— Begin Information supplied —

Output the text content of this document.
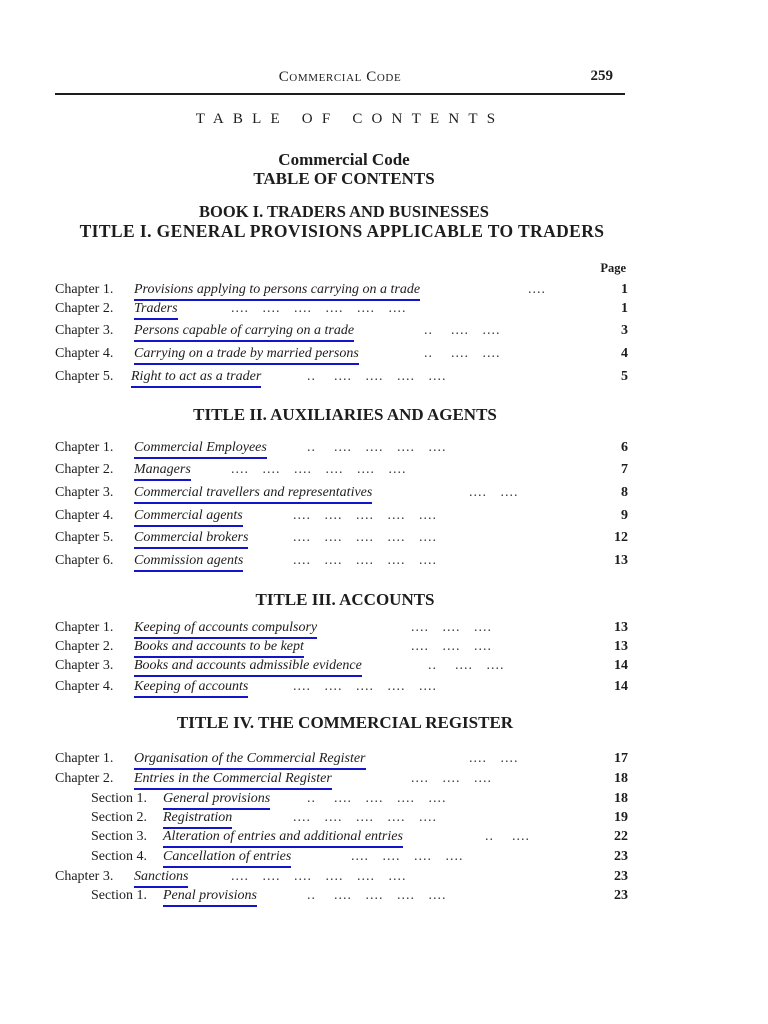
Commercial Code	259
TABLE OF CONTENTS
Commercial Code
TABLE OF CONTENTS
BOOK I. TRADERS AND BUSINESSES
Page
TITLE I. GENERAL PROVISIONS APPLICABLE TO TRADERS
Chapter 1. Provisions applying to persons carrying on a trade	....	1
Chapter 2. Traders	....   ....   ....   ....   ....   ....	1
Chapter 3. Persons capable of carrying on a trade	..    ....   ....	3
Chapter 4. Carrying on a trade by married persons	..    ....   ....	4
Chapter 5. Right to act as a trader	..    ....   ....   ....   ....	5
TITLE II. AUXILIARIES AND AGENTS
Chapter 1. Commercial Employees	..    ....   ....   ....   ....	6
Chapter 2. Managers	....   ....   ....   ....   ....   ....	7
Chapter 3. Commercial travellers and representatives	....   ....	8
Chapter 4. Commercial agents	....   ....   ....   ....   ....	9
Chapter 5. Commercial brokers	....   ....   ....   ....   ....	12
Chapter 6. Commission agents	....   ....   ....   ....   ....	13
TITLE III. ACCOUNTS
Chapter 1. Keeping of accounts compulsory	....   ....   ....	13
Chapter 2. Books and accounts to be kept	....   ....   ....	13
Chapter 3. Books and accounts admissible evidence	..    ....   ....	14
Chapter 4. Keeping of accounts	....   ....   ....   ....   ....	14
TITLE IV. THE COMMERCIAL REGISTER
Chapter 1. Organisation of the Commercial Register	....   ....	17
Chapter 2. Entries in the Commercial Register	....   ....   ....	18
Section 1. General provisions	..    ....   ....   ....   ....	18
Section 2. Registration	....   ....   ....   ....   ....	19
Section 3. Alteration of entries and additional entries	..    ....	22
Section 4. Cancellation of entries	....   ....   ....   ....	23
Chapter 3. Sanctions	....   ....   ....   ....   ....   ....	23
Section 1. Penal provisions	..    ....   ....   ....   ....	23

— End Information supplied —

• [Work to complete]: Write the listing above out again exactly, dropping each image.

• [Written reply]:
Output the text content of this document.
Commercial Code	259
TABLE OF CONTENTS
Commercial Code
TABLE OF CONTENTS
BOOK I. TRADERS AND BUSINESSES
Page
TITLE I. GENERAL PROVISIONS APPLICABLE TO TRADERS
Chapter 1. Provisions applying to persons carrying on a trade	....	1
Chapter 2. Traders	....   ....   ....   ....   ....   ....	1
Chapter 3. Persons capable of carrying on a trade	..    ....   ....	3
Chapter 4. Carrying on a trade by married persons	..    ....   ....	4
Chapter 5. Right to act as a trader	..    ....   ....   ....   ....	5
TITLE II. AUXILIARIES AND AGENTS
Chapter 1. Commercial Employees	..    ....   ....   ....   ....	6
Chapter 2. Managers	....   ....   ....   ....   ....   ....	7
Chapter 3. Commercial travellers and representatives	....   ....	8
Chapter 4. Commercial agents	....   ....   ....   ....   ....	9
Chapter 5. Commercial brokers	....   ....   ....   ....   ....	12
Chapter 6. Commission agents	....   ....   ....   ....   ....	13
TITLE III. ACCOUNTS
Chapter 1. Keeping of accounts compulsory	....   ....   ....	13
Chapter 2. Books and accounts to be kept	....   ....   ....	13
Chapter 3. Books and accounts admissible evidence	..    ....   ....	14
Chapter 4. Keeping of accounts	....   ....   ....   ....   ....	14
TITLE IV. THE COMMERCIAL REGISTER
Chapter 1. Organisation of the Commercial Register	....   ....	17
Chapter 2. Entries in the Commercial Register	....   ....   ....	18
Section 1. General provisions	..    ....   ....   ....   ....	18
Section 2. Registration	....   ....   ....   ....   ....	19
Section 3. Alteration of entries and additional entries	..    ....	22
Section 4. Cancellation of entries	....   ....   ....   ....	23
Chapter 3. Sanctions	....   ....   ....   ....   ....   ....	23
Section 1. Penal provisions	..    ....   ....   ....   ....	23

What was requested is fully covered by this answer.